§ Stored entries
=======
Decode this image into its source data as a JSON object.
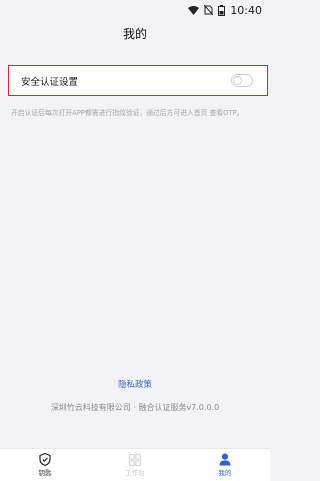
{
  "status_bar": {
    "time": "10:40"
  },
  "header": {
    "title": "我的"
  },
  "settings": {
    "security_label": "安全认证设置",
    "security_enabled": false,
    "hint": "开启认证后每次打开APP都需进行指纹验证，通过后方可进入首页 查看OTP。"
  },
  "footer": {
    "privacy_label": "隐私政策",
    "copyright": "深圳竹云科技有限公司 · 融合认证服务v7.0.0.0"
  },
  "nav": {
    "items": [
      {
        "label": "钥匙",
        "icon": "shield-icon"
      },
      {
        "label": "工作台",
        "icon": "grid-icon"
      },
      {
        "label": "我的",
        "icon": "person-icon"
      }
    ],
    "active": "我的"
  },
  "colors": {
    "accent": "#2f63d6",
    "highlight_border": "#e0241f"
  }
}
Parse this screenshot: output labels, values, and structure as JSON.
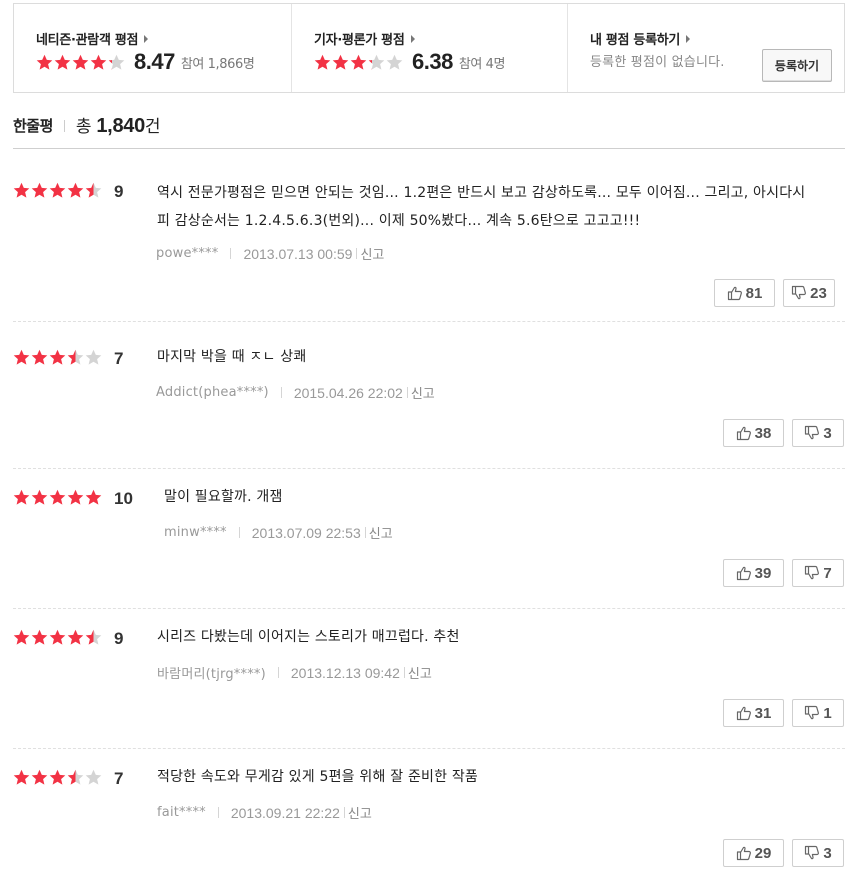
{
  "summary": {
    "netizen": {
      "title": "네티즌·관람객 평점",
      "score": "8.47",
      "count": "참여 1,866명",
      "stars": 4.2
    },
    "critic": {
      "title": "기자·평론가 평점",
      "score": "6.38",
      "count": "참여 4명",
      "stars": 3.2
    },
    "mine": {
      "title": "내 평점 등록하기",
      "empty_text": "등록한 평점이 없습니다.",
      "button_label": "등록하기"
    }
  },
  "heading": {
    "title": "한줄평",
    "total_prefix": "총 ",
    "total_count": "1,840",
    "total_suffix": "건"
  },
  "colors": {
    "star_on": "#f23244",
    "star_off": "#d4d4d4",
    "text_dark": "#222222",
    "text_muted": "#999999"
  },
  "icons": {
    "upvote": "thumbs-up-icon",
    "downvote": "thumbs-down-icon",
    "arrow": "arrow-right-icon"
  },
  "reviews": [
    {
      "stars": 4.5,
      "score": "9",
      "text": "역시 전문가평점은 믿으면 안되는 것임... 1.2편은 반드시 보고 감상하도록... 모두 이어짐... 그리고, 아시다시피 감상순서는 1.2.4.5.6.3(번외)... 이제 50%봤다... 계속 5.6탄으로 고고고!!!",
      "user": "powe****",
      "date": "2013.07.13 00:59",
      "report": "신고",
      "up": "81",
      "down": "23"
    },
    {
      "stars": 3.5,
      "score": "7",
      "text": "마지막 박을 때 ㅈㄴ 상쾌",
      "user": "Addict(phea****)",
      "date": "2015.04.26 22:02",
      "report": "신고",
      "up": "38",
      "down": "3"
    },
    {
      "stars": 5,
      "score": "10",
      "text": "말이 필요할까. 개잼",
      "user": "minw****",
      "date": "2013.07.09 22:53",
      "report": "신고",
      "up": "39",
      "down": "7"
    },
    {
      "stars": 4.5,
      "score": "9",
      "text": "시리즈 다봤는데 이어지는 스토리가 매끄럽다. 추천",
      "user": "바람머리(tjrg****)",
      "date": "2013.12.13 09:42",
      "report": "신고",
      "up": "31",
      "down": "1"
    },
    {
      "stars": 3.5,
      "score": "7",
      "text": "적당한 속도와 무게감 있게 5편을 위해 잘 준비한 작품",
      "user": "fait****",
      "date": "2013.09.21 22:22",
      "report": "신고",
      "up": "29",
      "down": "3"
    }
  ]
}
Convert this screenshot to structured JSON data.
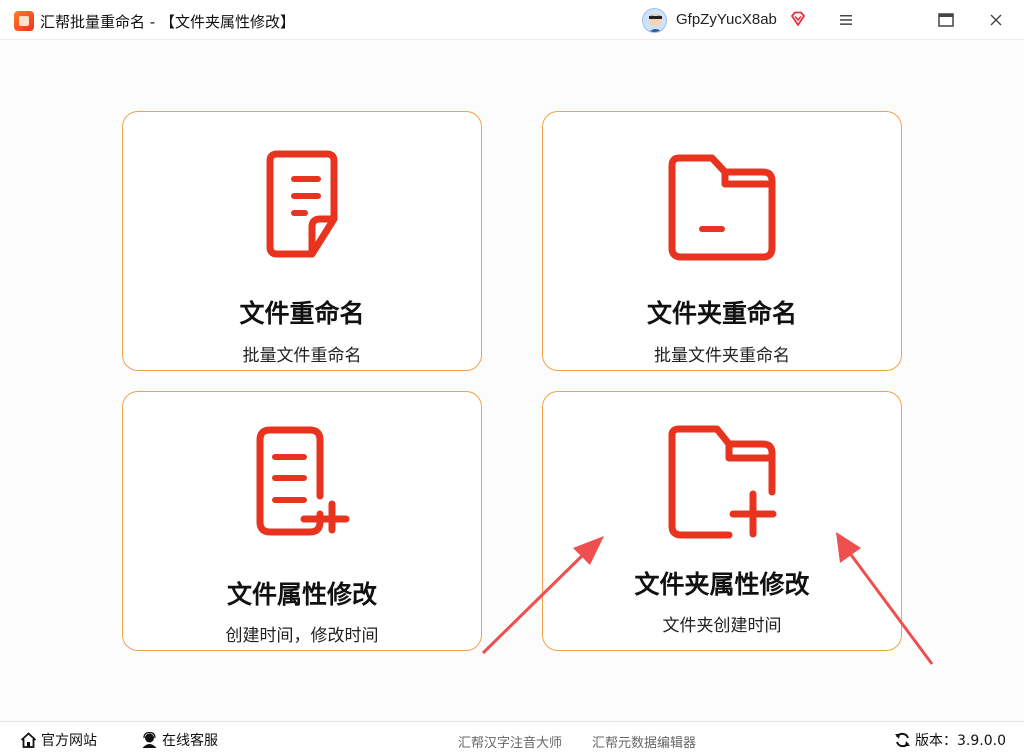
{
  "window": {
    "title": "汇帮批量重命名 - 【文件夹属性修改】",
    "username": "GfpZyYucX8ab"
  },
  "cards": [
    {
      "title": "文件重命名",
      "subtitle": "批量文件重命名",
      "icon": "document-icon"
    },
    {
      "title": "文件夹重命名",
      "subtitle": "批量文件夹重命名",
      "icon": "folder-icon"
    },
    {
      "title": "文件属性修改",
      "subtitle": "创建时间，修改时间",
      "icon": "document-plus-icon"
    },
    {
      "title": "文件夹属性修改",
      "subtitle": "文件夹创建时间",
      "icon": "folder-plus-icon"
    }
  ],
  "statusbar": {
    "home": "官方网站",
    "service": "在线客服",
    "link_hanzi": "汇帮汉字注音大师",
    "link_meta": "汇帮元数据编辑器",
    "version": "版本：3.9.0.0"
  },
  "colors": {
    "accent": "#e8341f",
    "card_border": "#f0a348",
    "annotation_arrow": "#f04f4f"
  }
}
=======
Each record must be quoted in full and exactly. Do not include the pictures.

Decode this image into its source data as a JSON object.
{
  "status_bar": {
    "time": "10:40"
  },
  "header": {
    "title": "我的"
  },
  "settings": {
    "security_label": "安全认证设置",
    "security_enabled": false,
    "hint": "开启认证后每次打开APP都需进行指纹验证，通过后方可进入首页 查看OTP。"
  },
  "footer": {
    "privacy_label": "隐私政策",
    "copyright": "深圳竹云科技有限公司 · 融合认证服务v7.0.0.0"
  },
  "nav": {
    "items": [
      {
        "label": "钥匙",
        "icon": "shield-icon"
      },
      {
        "label": "工作台",
        "icon": "grid-icon"
      },
      {
        "label": "我的",
        "icon": "person-icon"
      }
    ],
    "active": "我的"
  },
  "colors": {
    "accent": "#2f63d6",
    "highlight_border": "#e0241f"
  }
}
Parse this screenshot: output labels, values, and structure as JSON.
{
  "summary": {
    "netizen": {
      "title": "네티즌·관람객 평점",
      "score": "8.47",
      "count": "참여 1,866명",
      "stars": 4.2
    },
    "critic": {
      "title": "기자·평론가 평점",
      "score": "6.38",
      "count": "참여 4명",
      "stars": 3.2
    },
    "mine": {
      "title": "내 평점 등록하기",
      "empty_text": "등록한 평점이 없습니다.",
      "button_label": "등록하기"
    }
  },
  "heading": {
    "title": "한줄평",
    "total_prefix": "총 ",
    "total_count": "1,840",
    "total_suffix": "건"
  },
  "colors": {
    "star_on": "#f23244",
    "star_off": "#d4d4d4",
    "text_dark": "#222222",
    "text_muted": "#999999"
  },
  "icons": {
    "upvote": "thumbs-up-icon",
    "downvote": "thumbs-down-icon",
    "arrow": "arrow-right-icon"
  },
  "reviews": [
    {
      "stars": 4.5,
      "score": "9",
      "text": "역시 전문가평점은 믿으면 안되는 것임... 1.2편은 반드시 보고 감상하도록... 모두 이어짐... 그리고, 아시다시피 감상순서는 1.2.4.5.6.3(번외)... 이제 50%봤다... 계속 5.6탄으로 고고고!!!",
      "user": "powe****",
      "date": "2013.07.13 00:59",
      "report": "신고",
      "up": "81",
      "down": "23"
    },
    {
      "stars": 3.5,
      "score": "7",
      "text": "마지막 박을 때 ㅈㄴ 상쾌",
      "user": "Addict(phea****)",
      "date": "2015.04.26 22:02",
      "report": "신고",
      "up": "38",
      "down": "3"
    },
    {
      "stars": 5,
      "score": "10",
      "text": "말이 필요할까. 개잼",
      "user": "minw****",
      "date": "2013.07.09 22:53",
      "report": "신고",
      "up": "39",
      "down": "7"
    },
    {
      "stars": 4.5,
      "score": "9",
      "text": "시리즈 다봤는데 이어지는 스토리가 매끄럽다. 추천",
      "user": "바람머리(tjrg****)",
      "date": "2013.12.13 09:42",
      "report": "신고",
      "up": "31",
      "down": "1"
    },
    {
      "stars": 3.5,
      "score": "7",
      "text": "적당한 속도와 무게감 있게 5편을 위해 잘 준비한 작품",
      "user": "fait****",
      "date": "2013.09.21 22:22",
      "report": "신고",
      "up": "29",
      "down": "3"
    }
  ]
}
Convert this screenshot to structured JSON data.
{
  "window": {
    "title": "汇帮批量重命名 - 【文件夹属性修改】",
    "username": "GfpZyYucX8ab"
  },
  "cards": [
    {
      "title": "文件重命名",
      "subtitle": "批量文件重命名",
      "icon": "document-icon"
    },
    {
      "title": "文件夹重命名",
      "subtitle": "批量文件夹重命名",
      "icon": "folder-icon"
    },
    {
      "title": "文件属性修改",
      "subtitle": "创建时间，修改时间",
      "icon": "document-plus-icon"
    },
    {
      "title": "文件夹属性修改",
      "subtitle": "文件夹创建时间",
      "icon": "folder-plus-icon"
    }
  ],
  "statusbar": {
    "home": "官方网站",
    "service": "在线客服",
    "link_hanzi": "汇帮汉字注音大师",
    "link_meta": "汇帮元数据编辑器",
    "version": "版本：3.9.0.0"
  },
  "colors": {
    "accent": "#e8341f",
    "card_border": "#f0a348",
    "annotation_arrow": "#f04f4f"
  }
}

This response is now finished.